>>>>

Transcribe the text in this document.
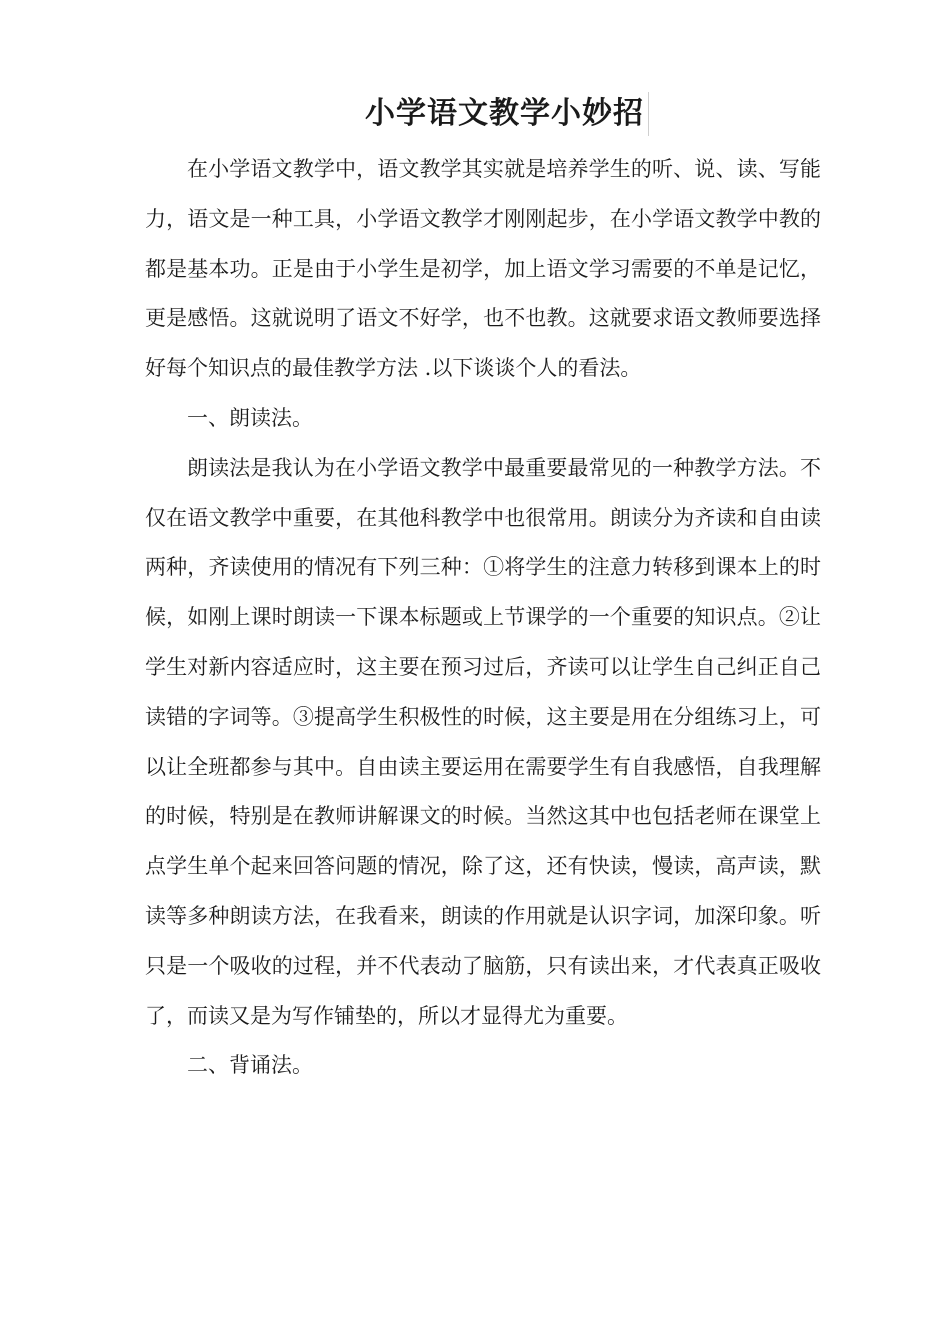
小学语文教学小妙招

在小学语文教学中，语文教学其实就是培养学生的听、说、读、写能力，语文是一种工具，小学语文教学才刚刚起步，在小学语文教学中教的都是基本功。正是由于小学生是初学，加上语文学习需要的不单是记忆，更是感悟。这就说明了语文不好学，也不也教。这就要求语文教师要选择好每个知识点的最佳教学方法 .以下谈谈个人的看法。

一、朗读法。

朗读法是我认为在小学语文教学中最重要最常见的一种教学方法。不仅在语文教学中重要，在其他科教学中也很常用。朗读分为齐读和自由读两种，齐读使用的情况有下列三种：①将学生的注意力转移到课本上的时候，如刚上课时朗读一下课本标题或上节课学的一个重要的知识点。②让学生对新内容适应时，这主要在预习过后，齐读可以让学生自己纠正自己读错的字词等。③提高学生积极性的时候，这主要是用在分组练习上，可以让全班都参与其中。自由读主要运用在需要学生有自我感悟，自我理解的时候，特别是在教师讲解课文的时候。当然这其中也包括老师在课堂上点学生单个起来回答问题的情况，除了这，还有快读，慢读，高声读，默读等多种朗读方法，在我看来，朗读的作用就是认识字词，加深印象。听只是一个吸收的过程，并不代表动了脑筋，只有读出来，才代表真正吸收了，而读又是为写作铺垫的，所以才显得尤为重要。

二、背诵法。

<<<<
>>>>

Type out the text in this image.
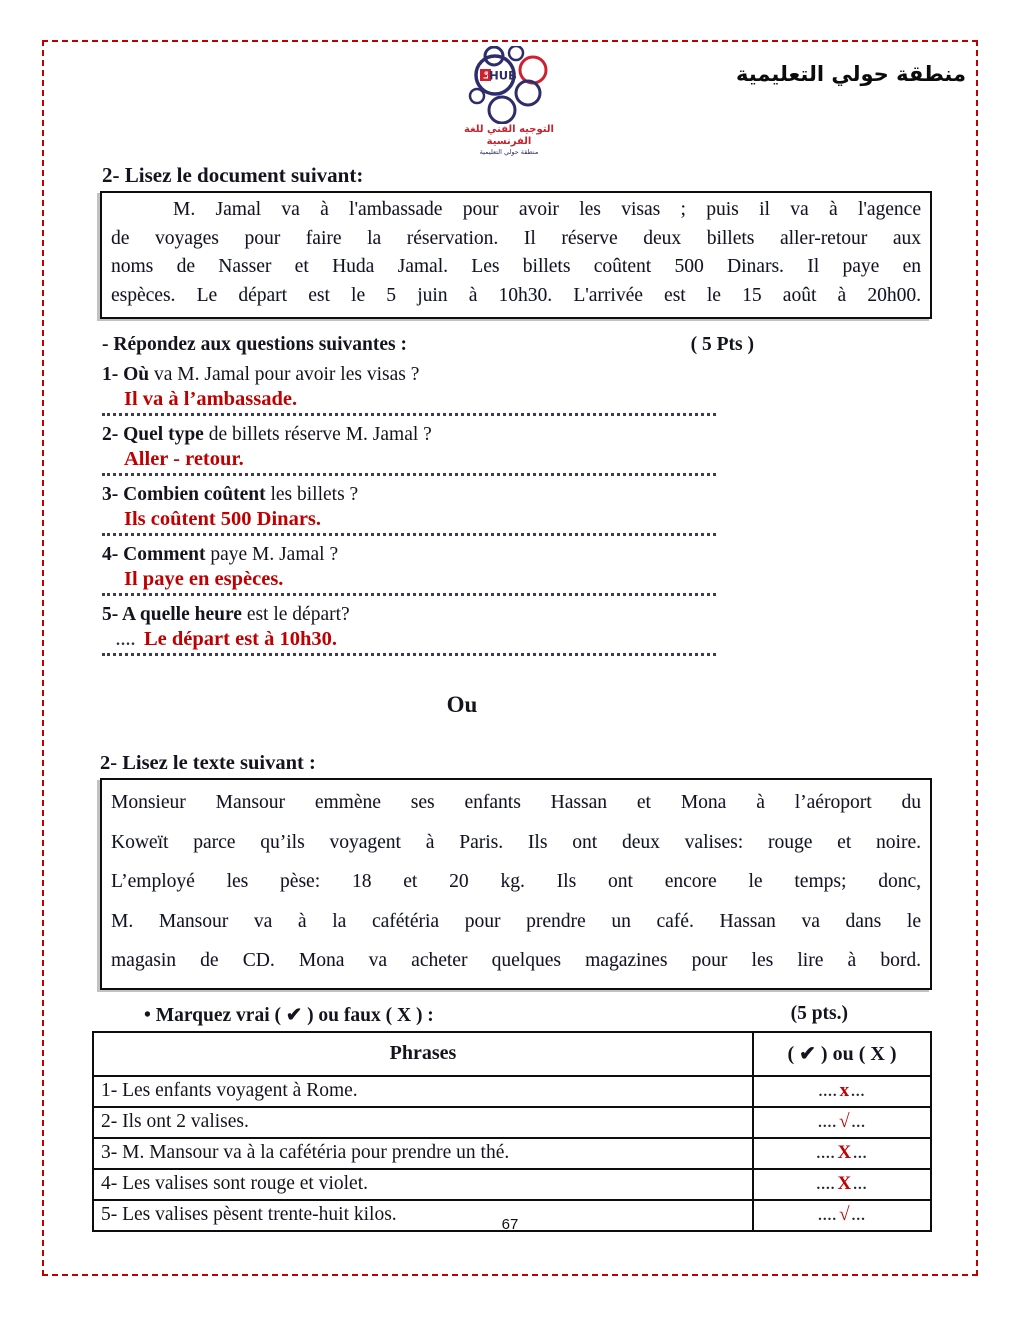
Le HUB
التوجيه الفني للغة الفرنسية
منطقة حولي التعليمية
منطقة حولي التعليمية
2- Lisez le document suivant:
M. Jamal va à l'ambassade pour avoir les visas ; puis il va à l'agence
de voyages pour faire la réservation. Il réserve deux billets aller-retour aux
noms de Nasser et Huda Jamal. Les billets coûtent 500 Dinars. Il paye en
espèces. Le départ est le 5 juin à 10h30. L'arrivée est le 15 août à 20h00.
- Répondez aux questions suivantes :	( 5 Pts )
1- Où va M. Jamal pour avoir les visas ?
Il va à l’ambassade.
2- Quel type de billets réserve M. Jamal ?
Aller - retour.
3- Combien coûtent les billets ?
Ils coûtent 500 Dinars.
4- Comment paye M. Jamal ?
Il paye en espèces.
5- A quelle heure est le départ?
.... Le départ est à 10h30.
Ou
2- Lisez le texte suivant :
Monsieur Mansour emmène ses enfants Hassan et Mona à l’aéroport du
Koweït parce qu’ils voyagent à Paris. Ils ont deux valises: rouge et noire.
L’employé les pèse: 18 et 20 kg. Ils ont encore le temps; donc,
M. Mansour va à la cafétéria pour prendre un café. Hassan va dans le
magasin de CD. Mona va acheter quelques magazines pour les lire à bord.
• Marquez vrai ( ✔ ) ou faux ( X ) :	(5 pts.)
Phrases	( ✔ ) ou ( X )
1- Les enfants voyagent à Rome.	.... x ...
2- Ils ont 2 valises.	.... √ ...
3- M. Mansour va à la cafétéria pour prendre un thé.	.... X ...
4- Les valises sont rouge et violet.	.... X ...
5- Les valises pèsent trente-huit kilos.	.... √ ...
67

<<<<

• **Problem**: Work out how many lines in the entries hold the string "réserve". Your answer should consist solely of that number.

• **Output for this exercise**: 2